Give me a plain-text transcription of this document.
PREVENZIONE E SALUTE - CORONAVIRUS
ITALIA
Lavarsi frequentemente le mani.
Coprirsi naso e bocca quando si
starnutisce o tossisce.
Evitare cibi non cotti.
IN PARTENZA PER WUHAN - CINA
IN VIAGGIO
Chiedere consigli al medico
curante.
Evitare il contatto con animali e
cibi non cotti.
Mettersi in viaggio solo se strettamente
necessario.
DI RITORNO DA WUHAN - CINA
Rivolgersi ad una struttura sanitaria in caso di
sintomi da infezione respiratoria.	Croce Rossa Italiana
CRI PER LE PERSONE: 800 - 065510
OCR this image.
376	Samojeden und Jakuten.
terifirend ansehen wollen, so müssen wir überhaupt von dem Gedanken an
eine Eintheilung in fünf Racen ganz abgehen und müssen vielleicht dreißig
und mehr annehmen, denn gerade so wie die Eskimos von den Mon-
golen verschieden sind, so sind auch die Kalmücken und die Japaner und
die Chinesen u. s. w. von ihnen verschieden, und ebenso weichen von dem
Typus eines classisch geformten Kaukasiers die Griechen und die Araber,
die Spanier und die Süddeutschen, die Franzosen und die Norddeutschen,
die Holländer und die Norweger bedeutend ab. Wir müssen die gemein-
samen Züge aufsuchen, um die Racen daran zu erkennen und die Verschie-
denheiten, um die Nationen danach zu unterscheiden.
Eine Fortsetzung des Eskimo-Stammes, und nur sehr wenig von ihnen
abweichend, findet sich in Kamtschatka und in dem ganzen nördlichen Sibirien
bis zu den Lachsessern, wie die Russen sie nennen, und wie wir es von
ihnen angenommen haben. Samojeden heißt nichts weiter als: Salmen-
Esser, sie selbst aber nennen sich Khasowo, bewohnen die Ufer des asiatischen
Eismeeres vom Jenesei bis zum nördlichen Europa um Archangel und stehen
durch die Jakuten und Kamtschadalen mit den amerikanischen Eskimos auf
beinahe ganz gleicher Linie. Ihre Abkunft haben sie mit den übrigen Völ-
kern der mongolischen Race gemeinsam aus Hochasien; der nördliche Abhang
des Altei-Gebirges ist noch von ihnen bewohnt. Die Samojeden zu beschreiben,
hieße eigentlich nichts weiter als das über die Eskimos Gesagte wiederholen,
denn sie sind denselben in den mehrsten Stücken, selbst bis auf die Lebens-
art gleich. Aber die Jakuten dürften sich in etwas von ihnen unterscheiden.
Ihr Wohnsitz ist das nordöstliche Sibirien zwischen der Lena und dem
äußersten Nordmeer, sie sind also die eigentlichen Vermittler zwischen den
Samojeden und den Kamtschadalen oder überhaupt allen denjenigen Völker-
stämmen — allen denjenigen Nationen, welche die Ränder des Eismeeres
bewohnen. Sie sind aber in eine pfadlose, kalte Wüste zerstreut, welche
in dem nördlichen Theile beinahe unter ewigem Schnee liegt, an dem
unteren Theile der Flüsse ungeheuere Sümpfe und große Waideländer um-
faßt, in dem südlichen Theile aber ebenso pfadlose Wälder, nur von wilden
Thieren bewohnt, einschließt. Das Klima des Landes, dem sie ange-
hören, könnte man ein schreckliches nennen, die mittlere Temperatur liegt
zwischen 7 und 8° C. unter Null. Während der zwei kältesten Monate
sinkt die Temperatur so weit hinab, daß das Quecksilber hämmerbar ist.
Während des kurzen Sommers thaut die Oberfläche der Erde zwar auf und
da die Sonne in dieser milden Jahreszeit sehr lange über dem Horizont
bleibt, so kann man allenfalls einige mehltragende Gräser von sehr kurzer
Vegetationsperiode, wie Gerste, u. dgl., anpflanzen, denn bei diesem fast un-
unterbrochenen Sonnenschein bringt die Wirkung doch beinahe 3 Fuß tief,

Task prompt |
Wherever a line of the data holds "Theile", copy that line.

Completed exercise |
in dem nördlichen Theile beinahe unter ewigem Schnee liegt, an dem
unteren Theile der Flüsse ungeheuere Sümpfe und große Waideländer um-
faßt, in dem südlichen Theile aber ebenso pfadlose Wälder, nur von wilden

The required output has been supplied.